↓
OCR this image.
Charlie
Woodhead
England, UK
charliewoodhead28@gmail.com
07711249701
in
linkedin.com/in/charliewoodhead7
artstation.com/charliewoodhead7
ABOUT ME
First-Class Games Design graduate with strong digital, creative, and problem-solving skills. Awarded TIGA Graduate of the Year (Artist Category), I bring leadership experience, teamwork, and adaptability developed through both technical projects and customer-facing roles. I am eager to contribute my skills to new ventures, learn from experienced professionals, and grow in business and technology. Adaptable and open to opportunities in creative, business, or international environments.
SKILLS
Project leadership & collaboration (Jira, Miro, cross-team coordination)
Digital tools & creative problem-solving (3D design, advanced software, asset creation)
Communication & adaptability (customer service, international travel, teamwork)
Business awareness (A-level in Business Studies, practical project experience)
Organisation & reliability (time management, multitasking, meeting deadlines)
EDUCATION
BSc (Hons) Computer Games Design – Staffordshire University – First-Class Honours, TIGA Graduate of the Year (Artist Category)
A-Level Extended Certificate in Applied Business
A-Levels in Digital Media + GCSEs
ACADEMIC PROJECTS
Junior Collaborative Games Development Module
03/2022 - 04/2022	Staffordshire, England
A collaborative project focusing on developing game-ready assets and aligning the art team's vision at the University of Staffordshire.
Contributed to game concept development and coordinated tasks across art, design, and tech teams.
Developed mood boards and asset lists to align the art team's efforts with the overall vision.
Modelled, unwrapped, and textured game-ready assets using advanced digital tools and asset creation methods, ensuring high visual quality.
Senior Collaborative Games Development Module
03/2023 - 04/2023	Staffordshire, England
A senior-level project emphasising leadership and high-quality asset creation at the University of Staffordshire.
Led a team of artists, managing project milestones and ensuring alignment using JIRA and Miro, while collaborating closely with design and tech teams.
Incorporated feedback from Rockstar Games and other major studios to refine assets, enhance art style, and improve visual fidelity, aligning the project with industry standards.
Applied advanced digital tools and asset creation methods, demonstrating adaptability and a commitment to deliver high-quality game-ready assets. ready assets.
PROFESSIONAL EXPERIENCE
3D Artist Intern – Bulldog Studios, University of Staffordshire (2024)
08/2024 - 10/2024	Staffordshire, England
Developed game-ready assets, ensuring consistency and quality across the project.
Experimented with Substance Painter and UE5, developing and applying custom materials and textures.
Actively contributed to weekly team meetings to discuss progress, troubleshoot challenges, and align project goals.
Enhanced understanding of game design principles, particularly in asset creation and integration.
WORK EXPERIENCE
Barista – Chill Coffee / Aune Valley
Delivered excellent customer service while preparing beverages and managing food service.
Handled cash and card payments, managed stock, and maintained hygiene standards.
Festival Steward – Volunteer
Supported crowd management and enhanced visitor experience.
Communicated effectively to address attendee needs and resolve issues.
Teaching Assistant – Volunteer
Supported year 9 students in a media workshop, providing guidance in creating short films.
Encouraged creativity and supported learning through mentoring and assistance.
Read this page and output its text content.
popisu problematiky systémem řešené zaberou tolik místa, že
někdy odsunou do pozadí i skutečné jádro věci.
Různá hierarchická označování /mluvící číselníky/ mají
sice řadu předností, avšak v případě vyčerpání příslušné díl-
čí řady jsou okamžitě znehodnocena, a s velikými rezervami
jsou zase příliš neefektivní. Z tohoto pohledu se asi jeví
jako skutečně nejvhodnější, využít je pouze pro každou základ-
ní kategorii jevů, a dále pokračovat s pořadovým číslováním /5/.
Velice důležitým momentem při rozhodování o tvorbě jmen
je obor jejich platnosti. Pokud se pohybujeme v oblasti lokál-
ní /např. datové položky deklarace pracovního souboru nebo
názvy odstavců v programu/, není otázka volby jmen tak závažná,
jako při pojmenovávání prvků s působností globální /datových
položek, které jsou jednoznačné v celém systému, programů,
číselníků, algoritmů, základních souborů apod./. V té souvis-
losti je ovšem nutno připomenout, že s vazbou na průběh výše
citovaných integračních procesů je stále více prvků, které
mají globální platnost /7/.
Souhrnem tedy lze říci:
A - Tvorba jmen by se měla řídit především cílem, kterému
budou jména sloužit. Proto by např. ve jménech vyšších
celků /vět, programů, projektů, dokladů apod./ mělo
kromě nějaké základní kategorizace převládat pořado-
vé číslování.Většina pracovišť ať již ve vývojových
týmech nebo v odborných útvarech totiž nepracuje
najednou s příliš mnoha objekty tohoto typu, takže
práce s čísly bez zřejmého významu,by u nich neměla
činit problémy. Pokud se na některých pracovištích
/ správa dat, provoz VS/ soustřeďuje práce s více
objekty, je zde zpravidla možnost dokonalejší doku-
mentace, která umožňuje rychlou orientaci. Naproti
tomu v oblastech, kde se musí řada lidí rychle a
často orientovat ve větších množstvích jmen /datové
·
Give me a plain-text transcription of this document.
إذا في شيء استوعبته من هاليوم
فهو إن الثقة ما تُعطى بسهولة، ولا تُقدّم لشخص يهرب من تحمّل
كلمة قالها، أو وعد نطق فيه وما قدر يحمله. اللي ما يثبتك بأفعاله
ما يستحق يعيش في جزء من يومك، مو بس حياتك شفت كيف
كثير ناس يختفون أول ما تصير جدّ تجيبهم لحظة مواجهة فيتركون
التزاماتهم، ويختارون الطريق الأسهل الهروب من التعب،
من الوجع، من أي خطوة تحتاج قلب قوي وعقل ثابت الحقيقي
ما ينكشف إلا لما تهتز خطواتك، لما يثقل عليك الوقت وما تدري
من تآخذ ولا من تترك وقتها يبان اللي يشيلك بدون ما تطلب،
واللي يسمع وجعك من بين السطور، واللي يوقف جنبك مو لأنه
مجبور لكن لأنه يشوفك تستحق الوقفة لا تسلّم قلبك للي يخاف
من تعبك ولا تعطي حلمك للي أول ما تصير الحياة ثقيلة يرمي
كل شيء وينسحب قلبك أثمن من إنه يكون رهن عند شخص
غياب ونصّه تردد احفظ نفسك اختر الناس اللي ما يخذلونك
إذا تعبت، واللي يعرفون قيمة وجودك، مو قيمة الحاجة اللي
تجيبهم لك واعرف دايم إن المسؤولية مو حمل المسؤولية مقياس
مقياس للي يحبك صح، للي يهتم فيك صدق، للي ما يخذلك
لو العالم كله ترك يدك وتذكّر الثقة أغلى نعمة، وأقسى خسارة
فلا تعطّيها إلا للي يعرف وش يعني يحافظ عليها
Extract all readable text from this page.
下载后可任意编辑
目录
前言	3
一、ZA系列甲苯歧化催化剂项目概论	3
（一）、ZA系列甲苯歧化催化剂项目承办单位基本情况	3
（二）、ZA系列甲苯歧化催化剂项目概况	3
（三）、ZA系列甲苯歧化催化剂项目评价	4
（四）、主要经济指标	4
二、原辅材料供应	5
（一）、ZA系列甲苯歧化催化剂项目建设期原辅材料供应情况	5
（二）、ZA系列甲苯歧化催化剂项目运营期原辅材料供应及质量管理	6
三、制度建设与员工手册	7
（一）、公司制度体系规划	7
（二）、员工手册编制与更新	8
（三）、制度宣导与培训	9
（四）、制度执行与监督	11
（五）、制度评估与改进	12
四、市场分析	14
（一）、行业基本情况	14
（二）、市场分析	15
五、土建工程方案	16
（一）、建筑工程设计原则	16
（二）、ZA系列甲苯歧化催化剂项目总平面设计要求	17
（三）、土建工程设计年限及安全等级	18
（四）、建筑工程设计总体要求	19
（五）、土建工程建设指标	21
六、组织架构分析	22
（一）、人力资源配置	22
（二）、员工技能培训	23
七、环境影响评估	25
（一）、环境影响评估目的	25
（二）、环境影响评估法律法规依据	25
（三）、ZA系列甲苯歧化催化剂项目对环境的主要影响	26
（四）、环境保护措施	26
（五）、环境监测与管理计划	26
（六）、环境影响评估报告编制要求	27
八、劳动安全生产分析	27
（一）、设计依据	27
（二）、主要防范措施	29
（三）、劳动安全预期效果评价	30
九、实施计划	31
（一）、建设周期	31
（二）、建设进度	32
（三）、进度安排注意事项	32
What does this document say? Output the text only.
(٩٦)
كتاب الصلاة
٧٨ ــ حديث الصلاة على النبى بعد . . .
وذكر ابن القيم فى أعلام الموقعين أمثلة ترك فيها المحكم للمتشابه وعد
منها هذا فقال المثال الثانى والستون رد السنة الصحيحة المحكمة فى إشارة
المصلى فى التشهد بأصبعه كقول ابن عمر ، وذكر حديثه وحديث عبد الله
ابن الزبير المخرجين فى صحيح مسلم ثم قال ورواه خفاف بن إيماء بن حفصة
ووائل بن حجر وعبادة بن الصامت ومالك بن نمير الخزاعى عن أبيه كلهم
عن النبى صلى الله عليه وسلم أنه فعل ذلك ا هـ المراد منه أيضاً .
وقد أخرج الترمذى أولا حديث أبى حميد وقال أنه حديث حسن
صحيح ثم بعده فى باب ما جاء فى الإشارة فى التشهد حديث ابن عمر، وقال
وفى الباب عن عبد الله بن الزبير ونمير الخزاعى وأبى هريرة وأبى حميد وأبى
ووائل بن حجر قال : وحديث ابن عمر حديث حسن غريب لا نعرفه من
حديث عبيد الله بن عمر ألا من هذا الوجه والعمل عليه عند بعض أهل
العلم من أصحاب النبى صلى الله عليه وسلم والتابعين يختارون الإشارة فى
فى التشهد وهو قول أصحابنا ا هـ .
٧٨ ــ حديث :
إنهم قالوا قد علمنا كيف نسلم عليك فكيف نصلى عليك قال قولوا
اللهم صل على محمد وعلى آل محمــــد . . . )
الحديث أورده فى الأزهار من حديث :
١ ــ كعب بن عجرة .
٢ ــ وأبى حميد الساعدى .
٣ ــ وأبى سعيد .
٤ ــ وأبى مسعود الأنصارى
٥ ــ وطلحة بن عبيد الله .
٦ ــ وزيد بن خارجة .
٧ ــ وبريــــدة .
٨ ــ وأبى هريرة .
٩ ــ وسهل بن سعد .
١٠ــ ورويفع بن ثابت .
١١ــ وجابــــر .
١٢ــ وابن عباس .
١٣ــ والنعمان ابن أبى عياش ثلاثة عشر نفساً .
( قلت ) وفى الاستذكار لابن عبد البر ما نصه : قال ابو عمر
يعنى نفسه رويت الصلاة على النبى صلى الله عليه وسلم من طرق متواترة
↑
Find and copy every line in the entries above where the string "ثابت" occurs.

(PROBLEM SOLUTION)
من الوجع، من أي خطوة تحتاج قلب قوي وعقل ثابت الحقيقي
١٠ــ ورويفع بن ثابت .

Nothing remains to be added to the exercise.